begin Items

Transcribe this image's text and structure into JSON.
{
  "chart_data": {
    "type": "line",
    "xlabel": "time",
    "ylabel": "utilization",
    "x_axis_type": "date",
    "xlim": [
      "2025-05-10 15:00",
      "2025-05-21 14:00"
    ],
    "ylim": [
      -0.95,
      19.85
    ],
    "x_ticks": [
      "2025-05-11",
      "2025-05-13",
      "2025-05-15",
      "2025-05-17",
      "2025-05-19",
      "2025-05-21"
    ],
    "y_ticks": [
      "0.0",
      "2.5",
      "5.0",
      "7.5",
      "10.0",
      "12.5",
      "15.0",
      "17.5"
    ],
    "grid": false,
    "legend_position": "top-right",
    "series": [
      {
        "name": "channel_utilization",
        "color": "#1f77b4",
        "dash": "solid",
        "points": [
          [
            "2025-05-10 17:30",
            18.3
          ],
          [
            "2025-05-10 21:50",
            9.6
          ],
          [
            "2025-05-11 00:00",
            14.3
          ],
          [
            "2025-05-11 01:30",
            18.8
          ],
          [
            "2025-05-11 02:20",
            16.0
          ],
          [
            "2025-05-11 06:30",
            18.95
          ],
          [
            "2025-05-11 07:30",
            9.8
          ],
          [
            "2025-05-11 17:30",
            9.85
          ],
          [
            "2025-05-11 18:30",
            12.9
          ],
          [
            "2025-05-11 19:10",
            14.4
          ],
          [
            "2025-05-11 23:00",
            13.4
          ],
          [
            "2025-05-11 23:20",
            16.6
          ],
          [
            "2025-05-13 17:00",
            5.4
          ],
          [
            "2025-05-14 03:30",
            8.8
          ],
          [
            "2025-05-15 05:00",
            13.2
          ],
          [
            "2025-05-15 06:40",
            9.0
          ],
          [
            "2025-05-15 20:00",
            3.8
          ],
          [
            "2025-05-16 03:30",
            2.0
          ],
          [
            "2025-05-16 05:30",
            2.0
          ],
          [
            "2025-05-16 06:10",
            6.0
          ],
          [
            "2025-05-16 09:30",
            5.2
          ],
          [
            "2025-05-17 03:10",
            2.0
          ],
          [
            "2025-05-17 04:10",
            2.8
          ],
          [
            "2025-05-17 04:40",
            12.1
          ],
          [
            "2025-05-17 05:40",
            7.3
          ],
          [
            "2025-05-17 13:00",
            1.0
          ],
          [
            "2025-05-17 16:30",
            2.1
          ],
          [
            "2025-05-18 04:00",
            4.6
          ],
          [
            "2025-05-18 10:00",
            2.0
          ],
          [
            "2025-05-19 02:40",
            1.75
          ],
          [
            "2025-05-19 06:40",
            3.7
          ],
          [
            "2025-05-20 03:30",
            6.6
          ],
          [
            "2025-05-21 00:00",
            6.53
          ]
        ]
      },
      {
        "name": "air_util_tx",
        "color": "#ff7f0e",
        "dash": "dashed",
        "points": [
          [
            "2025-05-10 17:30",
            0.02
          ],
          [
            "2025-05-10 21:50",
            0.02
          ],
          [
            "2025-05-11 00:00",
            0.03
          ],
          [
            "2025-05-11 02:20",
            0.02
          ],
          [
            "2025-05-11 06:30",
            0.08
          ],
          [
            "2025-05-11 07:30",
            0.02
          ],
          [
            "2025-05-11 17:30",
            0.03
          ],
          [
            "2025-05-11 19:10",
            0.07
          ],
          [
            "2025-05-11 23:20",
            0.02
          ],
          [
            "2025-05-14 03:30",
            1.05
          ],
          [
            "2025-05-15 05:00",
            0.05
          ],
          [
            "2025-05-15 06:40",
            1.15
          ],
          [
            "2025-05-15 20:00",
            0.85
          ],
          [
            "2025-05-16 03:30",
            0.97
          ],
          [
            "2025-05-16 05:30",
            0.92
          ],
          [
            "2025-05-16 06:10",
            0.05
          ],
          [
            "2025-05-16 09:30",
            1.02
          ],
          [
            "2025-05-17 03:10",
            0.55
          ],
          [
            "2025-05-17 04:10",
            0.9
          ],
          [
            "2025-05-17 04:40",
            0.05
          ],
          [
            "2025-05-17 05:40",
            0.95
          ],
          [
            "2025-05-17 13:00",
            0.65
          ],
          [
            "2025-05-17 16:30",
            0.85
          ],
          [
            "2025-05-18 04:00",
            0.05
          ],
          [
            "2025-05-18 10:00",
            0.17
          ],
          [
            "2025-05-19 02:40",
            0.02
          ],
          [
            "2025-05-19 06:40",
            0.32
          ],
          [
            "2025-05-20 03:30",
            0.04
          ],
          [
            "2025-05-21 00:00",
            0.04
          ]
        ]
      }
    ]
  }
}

end Items

Would you write down every record again, exactly?

Response to this exercise
Transcribe this image's text and structure into JSON.
{
  "chart_data": {
    "type": "line",
    "xlabel": "time",
    "ylabel": "utilization",
    "x_axis_type": "date",
    "xlim": [
      "2025-05-10 15:00",
      "2025-05-21 14:00"
    ],
    "ylim": [
      -0.95,
      19.85
    ],
    "x_ticks": [
      "2025-05-11",
      "2025-05-13",
      "2025-05-15",
      "2025-05-17",
      "2025-05-19",
      "2025-05-21"
    ],
    "y_ticks": [
      "0.0",
      "2.5",
      "5.0",
      "7.5",
      "10.0",
      "12.5",
      "15.0",
      "17.5"
    ],
    "grid": false,
    "legend_position": "top-right",
    "series": [
      {
        "name": "channel_utilization",
        "color": "#1f77b4",
        "dash": "solid",
        "points": [
          [
            "2025-05-10 17:30",
            18.3
          ],
          [
            "2025-05-10 21:50",
            9.6
          ],
          [
            "2025-05-11 00:00",
            14.3
          ],
          [
            "2025-05-11 01:30",
            18.8
          ],
          [
            "2025-05-11 02:20",
            16.0
          ],
          [
            "2025-05-11 06:30",
            18.95
          ],
          [
            "2025-05-11 07:30",
            9.8
          ],
          [
            "2025-05-11 17:30",
            9.85
          ],
          [
            "2025-05-11 18:30",
            12.9
          ],
          [
            "2025-05-11 19:10",
            14.4
          ],
          [
            "2025-05-11 23:00",
            13.4
          ],
          [
            "2025-05-11 23:20",
            16.6
          ],
          [
            "2025-05-13 17:00",
            5.4
          ],
          [
            "2025-05-14 03:30",
            8.8
          ],
          [
            "2025-05-15 05:00",
            13.2
          ],
          [
            "2025-05-15 06:40",
            9.0
          ],
          [
            "2025-05-15 20:00",
            3.8
          ],
          [
            "2025-05-16 03:30",
            2.0
          ],
          [
            "2025-05-16 05:30",
            2.0
          ],
          [
            "2025-05-16 06:10",
            6.0
          ],
          [
            "2025-05-16 09:30",
            5.2
          ],
          [
            "2025-05-17 03:10",
            2.0
          ],
          [
            "2025-05-17 04:10",
            2.8
          ],
          [
            "2025-05-17 04:40",
            12.1
          ],
          [
            "2025-05-17 05:40",
            7.3
          ],
          [
            "2025-05-17 13:00",
            1.0
          ],
          [
            "2025-05-17 16:30",
            2.1
          ],
          [
            "2025-05-18 04:00",
            4.6
          ],
          [
            "2025-05-18 10:00",
            2.0
          ],
          [
            "2025-05-19 02:40",
            1.75
          ],
          [
            "2025-05-19 06:40",
            3.7
          ],
          [
            "2025-05-20 03:30",
            6.6
          ],
          [
            "2025-05-21 00:00",
            6.53
          ]
        ]
      },
      {
        "name": "air_util_tx",
        "color": "#ff7f0e",
        "dash": "dashed",
        "points": [
          [
            "2025-05-10 17:30",
            0.02
          ],
          [
            "2025-05-10 21:50",
            0.02
          ],
          [
            "2025-05-11 00:00",
            0.03
          ],
          [
            "2025-05-11 02:20",
            0.02
          ],
          [
            "2025-05-11 06:30",
            0.08
          ],
          [
            "2025-05-11 07:30",
            0.02
          ],
          [
            "2025-05-11 17:30",
            0.03
          ],
          [
            "2025-05-11 19:10",
            0.07
          ],
          [
            "2025-05-11 23:20",
            0.02
          ],
          [
            "2025-05-14 03:30",
            1.05
          ],
          [
            "2025-05-15 05:00",
            0.05
          ],
          [
            "2025-05-15 06:40",
            1.15
          ],
          [
            "2025-05-15 20:00",
            0.85
          ],
          [
            "2025-05-16 03:30",
            0.97
          ],
          [
            "2025-05-16 05:30",
            0.92
          ],
          [
            "2025-05-16 06:10",
            0.05
          ],
          [
            "2025-05-16 09:30",
            1.02
          ],
          [
            "2025-05-17 03:10",
            0.55
          ],
          [
            "2025-05-17 04:10",
            0.9
          ],
          [
            "2025-05-17 04:40",
            0.05
          ],
          [
            "2025-05-17 05:40",
            0.95
          ],
          [
            "2025-05-17 13:00",
            0.65
          ],
          [
            "2025-05-17 16:30",
            0.85
          ],
          [
            "2025-05-18 04:00",
            0.05
          ],
          [
            "2025-05-18 10:00",
            0.17
          ],
          [
            "2025-05-19 02:40",
            0.02
          ],
          [
            "2025-05-19 06:40",
            0.32
          ],
          [
            "2025-05-20 03:30",
            0.04
          ],
          [
            "2025-05-21 00:00",
            0.04
          ]
        ]
      }
    ]
  }
}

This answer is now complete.